# What this task involves
Search the data for the word "تؤدي" and copy every line that contains it.

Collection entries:
*****

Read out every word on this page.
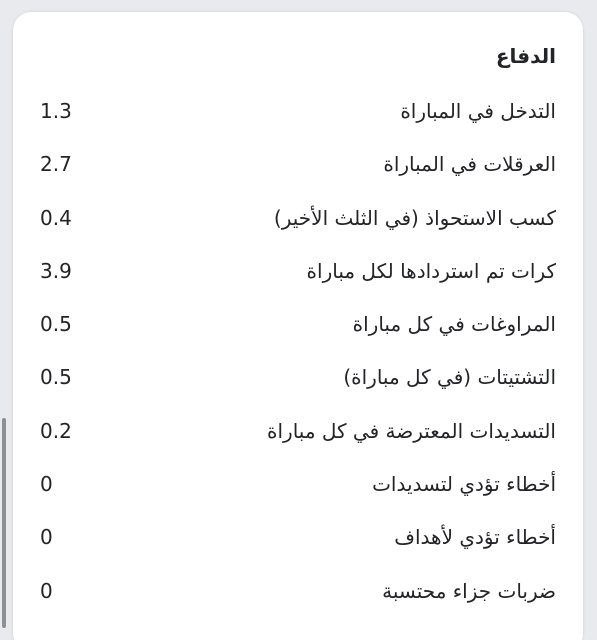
الدفاع
التدخل في المباراة
1.3
العرقلات في المباراة
2.7
كسب الاستحواذ (في الثلث الأخير)
0.4
كرات تم استردادها لكل مباراة
3.9
المراوغات في كل مباراة
0.5
التشتيتات (في كل مباراة)
0.5
التسديدات المعترضة في كل مباراة
0.2
أخطاء تؤدي لتسديدات
0
أخطاء تؤدي لأهداف
0
ضربات جزاء محتسبة
0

*****

# Answer below
أخطاء تؤدي لتسديدات
أخطاء تؤدي لأهداف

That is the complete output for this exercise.